» DATA SHOWN
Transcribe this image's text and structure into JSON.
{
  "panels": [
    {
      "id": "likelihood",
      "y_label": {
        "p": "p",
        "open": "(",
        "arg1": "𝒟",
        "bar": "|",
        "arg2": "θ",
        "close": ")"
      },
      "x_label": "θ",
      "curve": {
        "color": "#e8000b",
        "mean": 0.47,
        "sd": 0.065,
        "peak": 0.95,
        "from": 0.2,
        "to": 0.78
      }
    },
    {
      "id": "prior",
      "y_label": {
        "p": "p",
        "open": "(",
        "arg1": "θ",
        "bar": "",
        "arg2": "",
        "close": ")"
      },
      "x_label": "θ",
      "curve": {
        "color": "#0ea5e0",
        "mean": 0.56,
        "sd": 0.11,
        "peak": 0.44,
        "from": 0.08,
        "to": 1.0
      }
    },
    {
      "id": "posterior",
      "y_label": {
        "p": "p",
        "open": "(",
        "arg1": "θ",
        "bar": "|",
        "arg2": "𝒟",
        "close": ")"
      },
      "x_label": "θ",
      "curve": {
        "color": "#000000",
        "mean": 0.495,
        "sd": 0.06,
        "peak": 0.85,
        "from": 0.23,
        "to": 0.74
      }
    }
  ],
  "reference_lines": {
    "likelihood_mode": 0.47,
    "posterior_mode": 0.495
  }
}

» PROBLEM TO SOLVE
Quote the whole listing above, leaving nothing out.

» THE COMPLETED TASK
Transcribe this image's text and structure into JSON.
{
  "panels": [
    {
      "id": "likelihood",
      "y_label": {
        "p": "p",
        "open": "(",
        "arg1": "𝒟",
        "bar": "|",
        "arg2": "θ",
        "close": ")"
      },
      "x_label": "θ",
      "curve": {
        "color": "#e8000b",
        "mean": 0.47,
        "sd": 0.065,
        "peak": 0.95,
        "from": 0.2,
        "to": 0.78
      }
    },
    {
      "id": "prior",
      "y_label": {
        "p": "p",
        "open": "(",
        "arg1": "θ",
        "bar": "",
        "arg2": "",
        "close": ")"
      },
      "x_label": "θ",
      "curve": {
        "color": "#0ea5e0",
        "mean": 0.56,
        "sd": 0.11,
        "peak": 0.44,
        "from": 0.08,
        "to": 1.0
      }
    },
    {
      "id": "posterior",
      "y_label": {
        "p": "p",
        "open": "(",
        "arg1": "θ",
        "bar": "|",
        "arg2": "𝒟",
        "close": ")"
      },
      "x_label": "θ",
      "curve": {
        "color": "#000000",
        "mean": 0.495,
        "sd": 0.06,
        "peak": 0.85,
        "from": 0.23,
        "to": 0.74
      }
    }
  ],
  "reference_lines": {
    "likelihood_mode": 0.47,
    "posterior_mode": 0.495
  }
}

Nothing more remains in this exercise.